**SET EXERCISE:**
How many lines of the data include the string "section"? State the number and nothing else.

□ □ □ □

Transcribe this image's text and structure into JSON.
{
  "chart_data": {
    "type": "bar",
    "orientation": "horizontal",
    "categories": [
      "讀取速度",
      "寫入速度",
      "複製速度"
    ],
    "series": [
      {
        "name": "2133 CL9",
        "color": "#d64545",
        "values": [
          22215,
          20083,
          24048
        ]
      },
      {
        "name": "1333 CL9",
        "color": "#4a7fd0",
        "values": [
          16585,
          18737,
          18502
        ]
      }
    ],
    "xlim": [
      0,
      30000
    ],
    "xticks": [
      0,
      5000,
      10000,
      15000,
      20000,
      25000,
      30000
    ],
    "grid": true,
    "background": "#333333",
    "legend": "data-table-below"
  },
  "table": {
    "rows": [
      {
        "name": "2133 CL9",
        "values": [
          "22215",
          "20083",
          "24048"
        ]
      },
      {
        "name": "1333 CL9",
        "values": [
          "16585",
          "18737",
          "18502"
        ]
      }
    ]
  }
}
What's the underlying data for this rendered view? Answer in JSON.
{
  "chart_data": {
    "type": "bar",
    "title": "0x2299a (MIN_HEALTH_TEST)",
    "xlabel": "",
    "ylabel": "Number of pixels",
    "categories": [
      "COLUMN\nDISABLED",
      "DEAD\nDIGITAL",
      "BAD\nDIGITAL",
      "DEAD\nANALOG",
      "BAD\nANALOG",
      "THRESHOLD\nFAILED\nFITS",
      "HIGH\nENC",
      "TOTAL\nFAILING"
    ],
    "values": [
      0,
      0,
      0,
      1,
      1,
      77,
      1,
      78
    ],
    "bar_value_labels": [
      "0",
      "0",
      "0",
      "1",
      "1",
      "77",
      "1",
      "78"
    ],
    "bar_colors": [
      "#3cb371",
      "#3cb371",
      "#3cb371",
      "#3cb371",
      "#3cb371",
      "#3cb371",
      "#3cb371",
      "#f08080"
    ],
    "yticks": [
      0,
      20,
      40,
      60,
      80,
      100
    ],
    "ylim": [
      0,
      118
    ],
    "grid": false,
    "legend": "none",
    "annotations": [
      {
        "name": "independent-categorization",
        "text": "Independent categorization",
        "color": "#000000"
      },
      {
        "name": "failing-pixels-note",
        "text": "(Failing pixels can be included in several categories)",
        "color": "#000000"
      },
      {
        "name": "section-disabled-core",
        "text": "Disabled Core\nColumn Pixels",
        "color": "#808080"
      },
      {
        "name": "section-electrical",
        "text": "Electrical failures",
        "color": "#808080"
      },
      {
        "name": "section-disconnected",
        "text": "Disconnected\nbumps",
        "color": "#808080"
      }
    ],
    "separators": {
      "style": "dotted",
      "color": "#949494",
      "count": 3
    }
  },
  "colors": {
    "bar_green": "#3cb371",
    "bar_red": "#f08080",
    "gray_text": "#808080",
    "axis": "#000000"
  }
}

□ □ □ □

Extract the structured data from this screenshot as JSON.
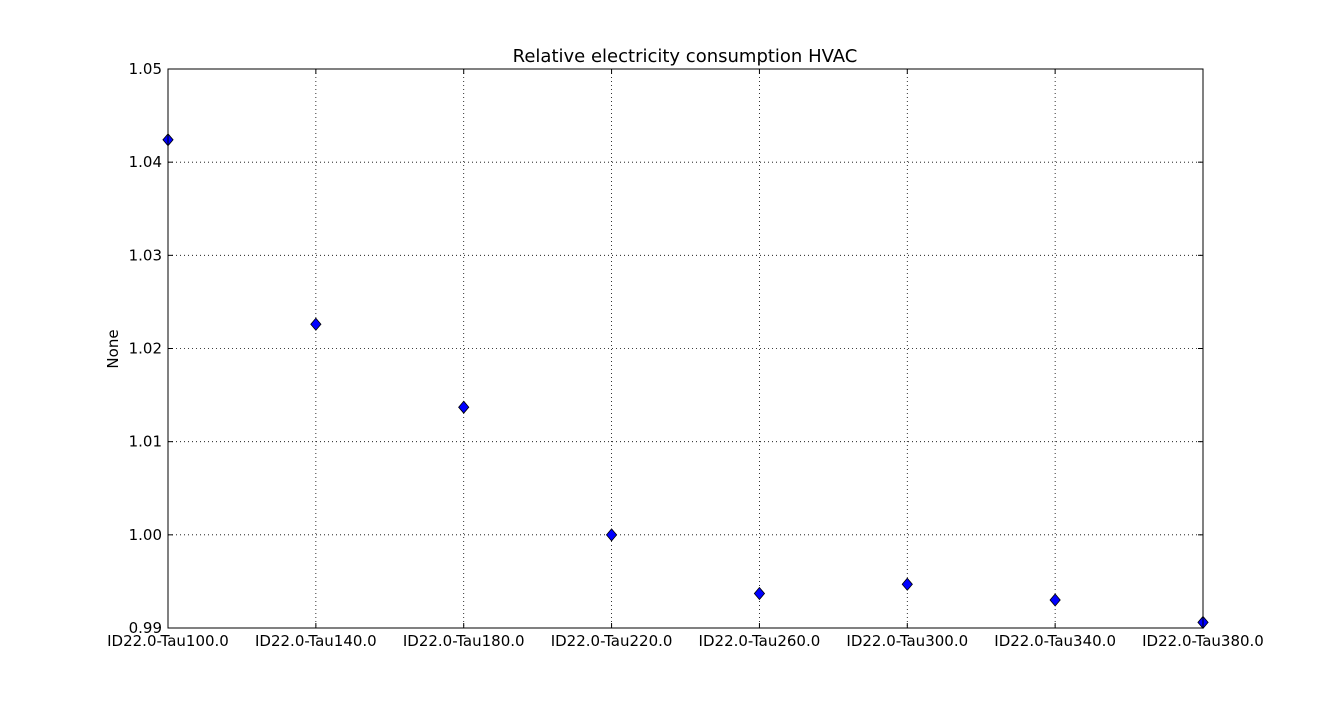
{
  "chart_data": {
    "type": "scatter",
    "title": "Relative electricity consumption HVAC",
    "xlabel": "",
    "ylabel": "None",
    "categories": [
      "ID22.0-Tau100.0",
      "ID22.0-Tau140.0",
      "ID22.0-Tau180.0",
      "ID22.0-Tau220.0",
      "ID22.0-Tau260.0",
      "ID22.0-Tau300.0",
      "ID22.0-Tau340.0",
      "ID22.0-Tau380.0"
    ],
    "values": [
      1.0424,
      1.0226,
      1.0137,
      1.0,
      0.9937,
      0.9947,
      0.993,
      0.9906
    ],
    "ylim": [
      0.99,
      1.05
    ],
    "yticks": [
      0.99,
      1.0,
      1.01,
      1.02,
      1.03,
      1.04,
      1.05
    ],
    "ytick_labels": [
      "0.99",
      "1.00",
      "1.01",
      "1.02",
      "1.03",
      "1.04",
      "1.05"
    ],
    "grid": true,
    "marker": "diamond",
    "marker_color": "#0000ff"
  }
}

□ □ □ □

**WORKED ANSWER:**
3